Extracted records
┄┄┄┄┄┄

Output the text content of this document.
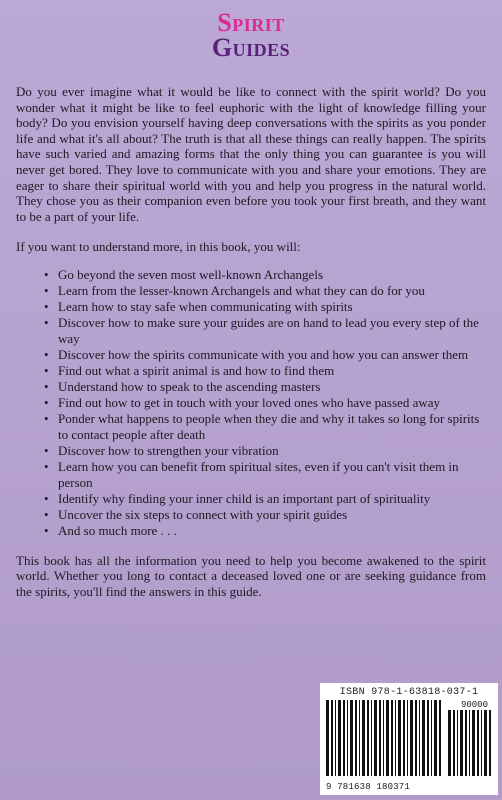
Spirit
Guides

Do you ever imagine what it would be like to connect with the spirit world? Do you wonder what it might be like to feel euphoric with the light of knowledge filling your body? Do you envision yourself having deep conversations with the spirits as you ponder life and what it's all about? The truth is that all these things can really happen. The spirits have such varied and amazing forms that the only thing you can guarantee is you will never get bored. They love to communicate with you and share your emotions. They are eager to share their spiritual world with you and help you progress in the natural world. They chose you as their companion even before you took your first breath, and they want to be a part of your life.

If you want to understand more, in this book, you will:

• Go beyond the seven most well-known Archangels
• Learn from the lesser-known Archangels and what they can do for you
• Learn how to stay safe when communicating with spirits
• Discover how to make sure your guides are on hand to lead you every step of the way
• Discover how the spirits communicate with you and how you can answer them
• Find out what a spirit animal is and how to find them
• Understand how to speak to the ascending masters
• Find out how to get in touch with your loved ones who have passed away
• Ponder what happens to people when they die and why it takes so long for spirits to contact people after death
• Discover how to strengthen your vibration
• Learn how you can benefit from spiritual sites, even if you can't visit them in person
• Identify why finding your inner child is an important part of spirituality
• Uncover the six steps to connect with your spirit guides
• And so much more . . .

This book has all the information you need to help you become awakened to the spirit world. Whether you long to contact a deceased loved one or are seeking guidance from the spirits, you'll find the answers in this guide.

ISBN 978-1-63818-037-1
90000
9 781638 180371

┄┄┄┄┄┄

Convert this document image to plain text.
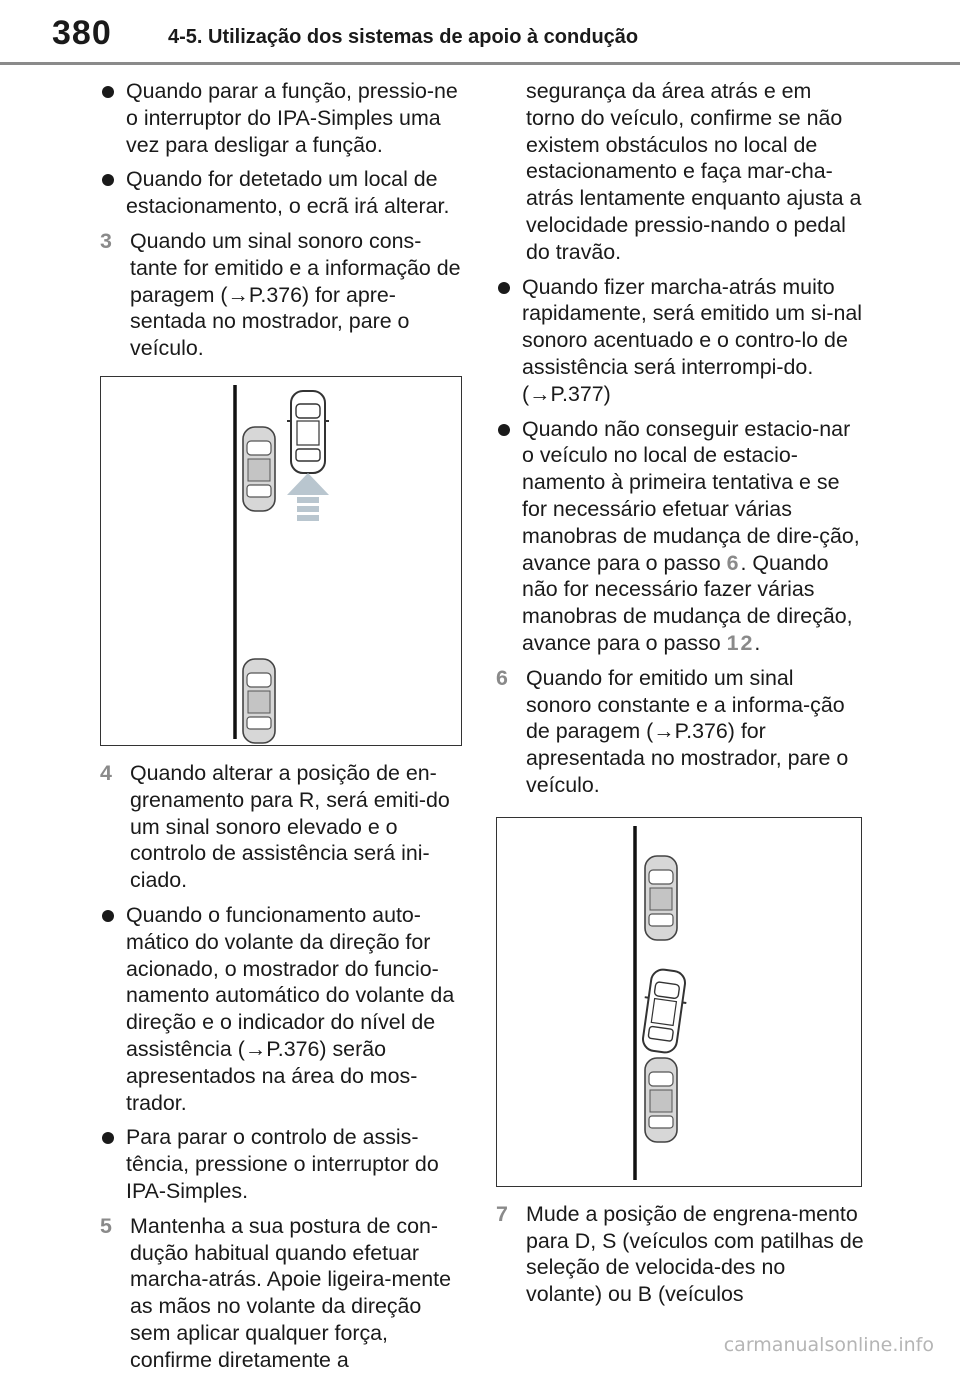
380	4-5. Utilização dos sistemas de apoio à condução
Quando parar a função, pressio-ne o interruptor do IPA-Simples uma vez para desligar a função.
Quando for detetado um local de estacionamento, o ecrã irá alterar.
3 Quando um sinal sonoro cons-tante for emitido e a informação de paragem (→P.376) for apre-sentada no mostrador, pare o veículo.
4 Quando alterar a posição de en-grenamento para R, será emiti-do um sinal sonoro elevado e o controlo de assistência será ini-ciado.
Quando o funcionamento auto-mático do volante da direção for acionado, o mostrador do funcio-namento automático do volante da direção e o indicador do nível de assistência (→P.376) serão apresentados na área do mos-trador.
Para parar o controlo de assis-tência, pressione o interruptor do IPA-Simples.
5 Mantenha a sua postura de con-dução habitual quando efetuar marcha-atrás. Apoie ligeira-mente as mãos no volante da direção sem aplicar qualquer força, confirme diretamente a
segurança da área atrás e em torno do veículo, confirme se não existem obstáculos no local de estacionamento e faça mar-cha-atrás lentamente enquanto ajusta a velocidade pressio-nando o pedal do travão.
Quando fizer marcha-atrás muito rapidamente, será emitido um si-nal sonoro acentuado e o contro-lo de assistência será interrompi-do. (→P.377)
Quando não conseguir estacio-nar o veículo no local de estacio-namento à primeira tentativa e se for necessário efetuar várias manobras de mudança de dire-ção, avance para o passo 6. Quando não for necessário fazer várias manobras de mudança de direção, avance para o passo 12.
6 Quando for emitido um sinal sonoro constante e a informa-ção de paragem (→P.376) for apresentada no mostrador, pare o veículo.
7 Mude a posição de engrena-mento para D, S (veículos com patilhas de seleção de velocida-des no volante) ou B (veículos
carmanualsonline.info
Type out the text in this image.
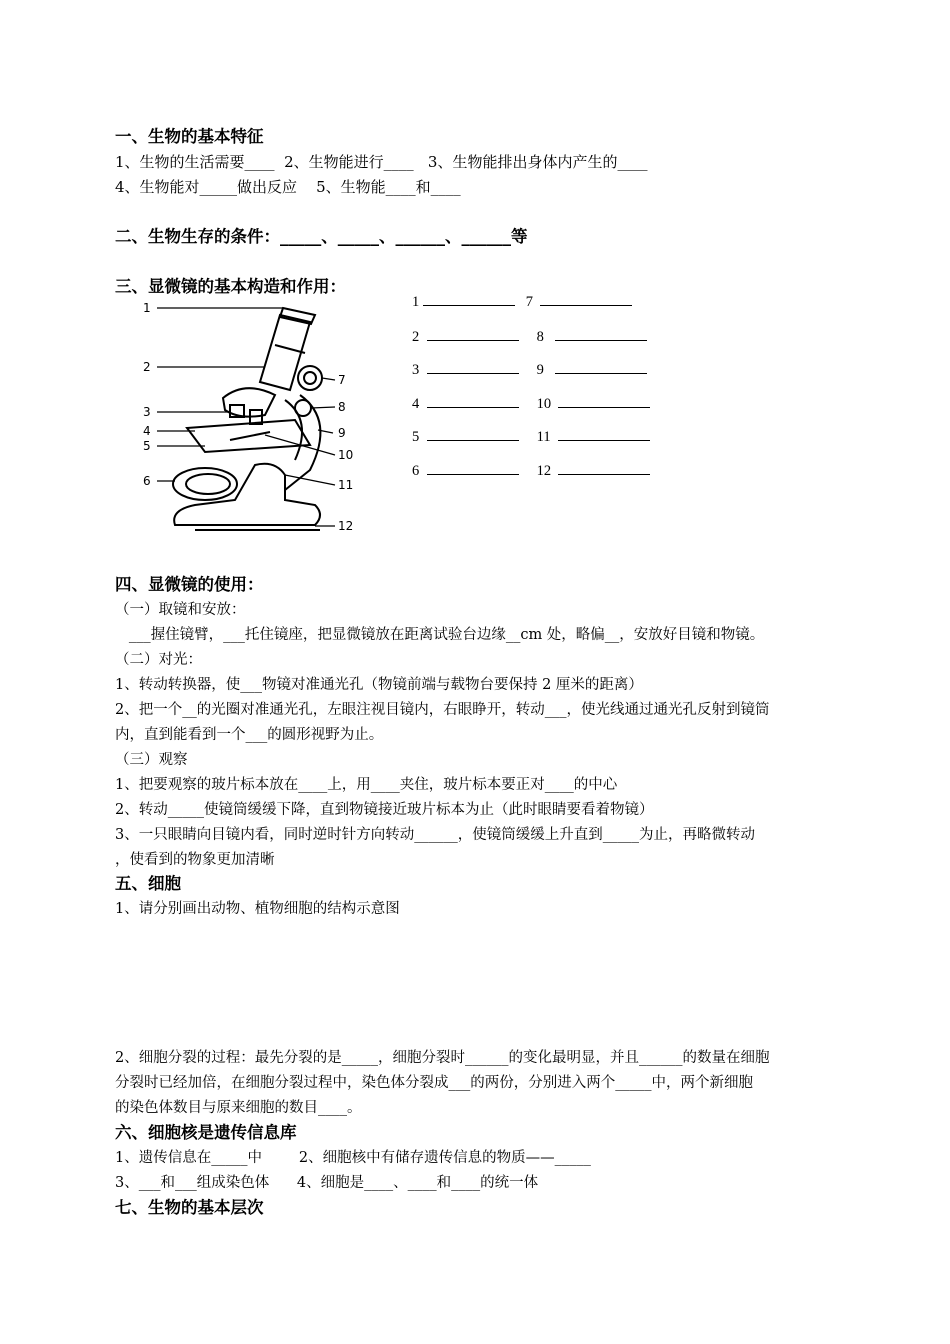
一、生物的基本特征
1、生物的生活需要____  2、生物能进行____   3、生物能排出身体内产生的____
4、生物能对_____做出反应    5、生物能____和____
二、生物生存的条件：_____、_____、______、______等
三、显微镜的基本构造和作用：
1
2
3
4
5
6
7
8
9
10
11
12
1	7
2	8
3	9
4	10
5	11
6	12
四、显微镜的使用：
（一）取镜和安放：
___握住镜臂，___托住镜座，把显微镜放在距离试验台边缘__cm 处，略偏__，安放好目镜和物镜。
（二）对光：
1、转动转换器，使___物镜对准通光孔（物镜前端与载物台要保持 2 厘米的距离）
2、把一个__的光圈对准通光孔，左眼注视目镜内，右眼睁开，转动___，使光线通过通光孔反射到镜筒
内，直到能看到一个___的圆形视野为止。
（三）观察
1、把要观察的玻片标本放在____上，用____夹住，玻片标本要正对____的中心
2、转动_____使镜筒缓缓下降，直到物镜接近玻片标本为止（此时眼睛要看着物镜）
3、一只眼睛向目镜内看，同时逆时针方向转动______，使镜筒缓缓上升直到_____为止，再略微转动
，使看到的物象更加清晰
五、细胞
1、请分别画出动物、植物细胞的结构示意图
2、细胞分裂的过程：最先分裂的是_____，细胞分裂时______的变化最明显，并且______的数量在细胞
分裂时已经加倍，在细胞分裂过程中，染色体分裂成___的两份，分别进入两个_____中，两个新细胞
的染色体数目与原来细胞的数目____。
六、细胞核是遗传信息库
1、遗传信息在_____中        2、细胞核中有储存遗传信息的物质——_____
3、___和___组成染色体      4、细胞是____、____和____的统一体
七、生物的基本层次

┄┄┄┄┄┄

* Work instructions *
Select the lines that carry the string "local" and copy them.

* Task solution *
Quando for detetado um local de estacionamento, o ecrã irá alterar.
segurança da área atrás e em torno do veículo, confirme se não existem obstáculos no local de estacionamento e faça mar-cha-atrás lentamente enquanto ajusta a velocidade pressio-nando o pedal do travão.
Quando não conseguir estacio-nar o veículo no local de estacio-namento à primeira tentativa e se for necessário efetuar várias manobras de mudança de dire-ção, avance para o passo 6. Quando não for necessário fazer várias manobras de mudança de direção, avance para o passo 12.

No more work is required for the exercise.